WHAT THE TASK ASKS » Identify the lines containing the word "page". Copy each one.

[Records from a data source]
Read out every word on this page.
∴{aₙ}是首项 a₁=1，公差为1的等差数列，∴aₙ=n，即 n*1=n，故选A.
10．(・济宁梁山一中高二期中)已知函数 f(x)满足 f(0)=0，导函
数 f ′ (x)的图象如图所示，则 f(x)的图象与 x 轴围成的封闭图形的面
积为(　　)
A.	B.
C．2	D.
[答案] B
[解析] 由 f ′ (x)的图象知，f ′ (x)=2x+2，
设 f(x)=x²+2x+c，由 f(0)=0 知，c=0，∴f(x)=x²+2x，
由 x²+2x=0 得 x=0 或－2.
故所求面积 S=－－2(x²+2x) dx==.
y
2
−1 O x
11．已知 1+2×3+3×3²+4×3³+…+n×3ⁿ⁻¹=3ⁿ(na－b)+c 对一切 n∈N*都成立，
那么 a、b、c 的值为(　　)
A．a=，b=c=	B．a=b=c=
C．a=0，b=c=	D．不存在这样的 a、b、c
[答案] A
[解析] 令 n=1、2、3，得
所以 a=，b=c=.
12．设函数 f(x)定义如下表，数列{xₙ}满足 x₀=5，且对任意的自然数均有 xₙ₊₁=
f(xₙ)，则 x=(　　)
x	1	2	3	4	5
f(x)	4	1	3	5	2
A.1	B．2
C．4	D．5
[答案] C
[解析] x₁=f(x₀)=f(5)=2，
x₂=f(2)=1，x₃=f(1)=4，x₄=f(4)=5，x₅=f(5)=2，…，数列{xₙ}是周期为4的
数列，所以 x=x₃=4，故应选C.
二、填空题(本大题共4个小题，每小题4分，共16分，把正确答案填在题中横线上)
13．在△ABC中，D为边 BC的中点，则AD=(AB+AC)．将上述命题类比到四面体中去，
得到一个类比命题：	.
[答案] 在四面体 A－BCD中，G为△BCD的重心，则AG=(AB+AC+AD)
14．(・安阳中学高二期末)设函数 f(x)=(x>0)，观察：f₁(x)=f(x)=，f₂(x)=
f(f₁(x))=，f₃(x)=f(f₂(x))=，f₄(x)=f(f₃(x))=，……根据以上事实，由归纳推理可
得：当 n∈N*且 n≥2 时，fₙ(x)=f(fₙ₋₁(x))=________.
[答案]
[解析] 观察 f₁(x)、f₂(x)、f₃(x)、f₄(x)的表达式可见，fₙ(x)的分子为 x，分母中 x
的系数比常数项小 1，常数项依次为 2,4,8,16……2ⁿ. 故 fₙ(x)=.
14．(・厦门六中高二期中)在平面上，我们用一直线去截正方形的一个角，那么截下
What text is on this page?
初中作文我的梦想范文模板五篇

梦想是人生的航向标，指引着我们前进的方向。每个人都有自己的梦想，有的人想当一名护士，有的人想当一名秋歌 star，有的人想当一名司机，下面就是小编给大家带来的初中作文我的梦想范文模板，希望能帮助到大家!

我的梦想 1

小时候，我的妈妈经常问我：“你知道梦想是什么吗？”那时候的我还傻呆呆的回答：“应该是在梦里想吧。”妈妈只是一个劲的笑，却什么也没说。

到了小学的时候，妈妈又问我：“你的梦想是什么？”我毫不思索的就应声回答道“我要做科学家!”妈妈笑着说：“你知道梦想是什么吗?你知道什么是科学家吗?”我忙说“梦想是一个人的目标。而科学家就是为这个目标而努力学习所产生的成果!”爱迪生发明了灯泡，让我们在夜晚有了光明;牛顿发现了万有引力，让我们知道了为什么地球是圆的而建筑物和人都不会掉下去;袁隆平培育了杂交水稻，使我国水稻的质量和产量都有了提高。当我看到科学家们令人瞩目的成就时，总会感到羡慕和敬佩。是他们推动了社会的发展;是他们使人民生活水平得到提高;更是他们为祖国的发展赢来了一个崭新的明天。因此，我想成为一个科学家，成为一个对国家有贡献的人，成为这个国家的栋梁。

SOLUTION TO THE EXERCISE »
Read out every word on this page.
What text is on this page?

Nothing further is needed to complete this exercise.